◆ What you are asked to do: Write out the data below exactly as given, without any of its pictures.
◇ ◇ ◇ ◇ ◇
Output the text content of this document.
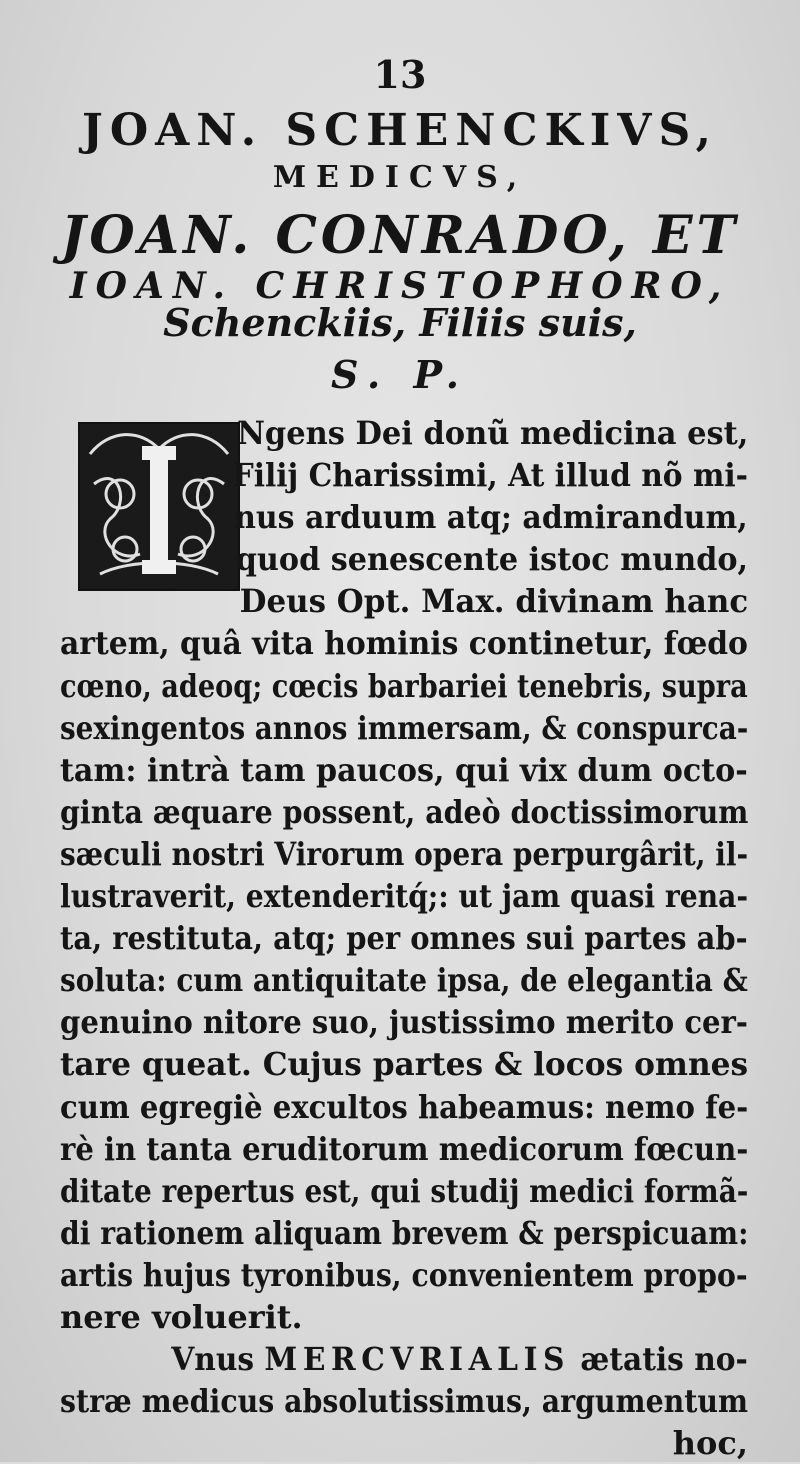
13
JOAN. SCHENCKIVS,
MEDICVS,
JOAN. CONRADO, ET
IOAN. CHRISTOPHORO,
Schenckiis, Filiis suis,
S. P.
Ngens Dei donũ medicina est,
Filij Charissimi, At illud nõ mi-
nus arduum atq; admirandum,
quod senescente istoc mundo,
Deus Opt. Max. divinam hanc
artem, quâ vita hominis continetur, fœdo
cœno, adeoq; cœcis barbariei tenebris, supra
sexingentos annos immersam, & conspurca-
tam: intrà tam paucos, qui vix dum octo-
ginta æquare possent, adeò doctissimorum
sæculi nostri Virorum opera perpurgârit, il-
lustraverit, extenderitq́;: ut jam quasi rena-
ta, restituta, atq; per omnes sui partes ab-
soluta: cum antiquitate ipsa, de elegantia &
genuino nitore suo, justissimo merito cer-
tare queat. Cujus partes & locos omnes
cum egregiè excultos habeamus: nemo fe-
rè in tanta eruditorum medicorum fœcun-
ditate repertus est, qui studij medici formã-
di rationem aliquam brevem & perspicuam:
artis hujus tyronibus, convenientem propo-
nere voluerit.
Vnus MERCVRIALIS ætatis no-
stræ medicus absolutissimus, argumentum
hoc,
◇ ◇ ◇ ◇ ◇
◆ Expected answer:
Output the text content of this document.
13
JOAN. SCHENCKIVS,
MEDICVS,
JOAN. CONRADO, ET
IOAN. CHRISTOPHORO,
Schenckiis, Filiis suis,
S. P.
Ngens Dei donũ medicina est,
Filij Charissimi, At illud nõ mi-
nus arduum atq; admirandum,
quod senescente istoc mundo,
Deus Opt. Max. divinam hanc
artem, quâ vita hominis continetur, fœdo
cœno, adeoq; cœcis barbariei tenebris, supra
sexingentos annos immersam, & conspurca-
tam: intrà tam paucos, qui vix dum octo-
ginta æquare possent, adeò doctissimorum
sæculi nostri Virorum opera perpurgârit, il-
lustraverit, extenderitq́;: ut jam quasi rena-
ta, restituta, atq; per omnes sui partes ab-
soluta: cum antiquitate ipsa, de elegantia &
genuino nitore suo, justissimo merito cer-
tare queat. Cujus partes & locos omnes
cum egregiè excultos habeamus: nemo fe-
rè in tanta eruditorum medicorum fœcun-
ditate repertus est, qui studij medici formã-
di rationem aliquam brevem & perspicuam:
artis hujus tyronibus, convenientem propo-
nere voluerit.
Vnus MERCVRIALIS ætatis no-
stræ medicus absolutissimus, argumentum
hoc,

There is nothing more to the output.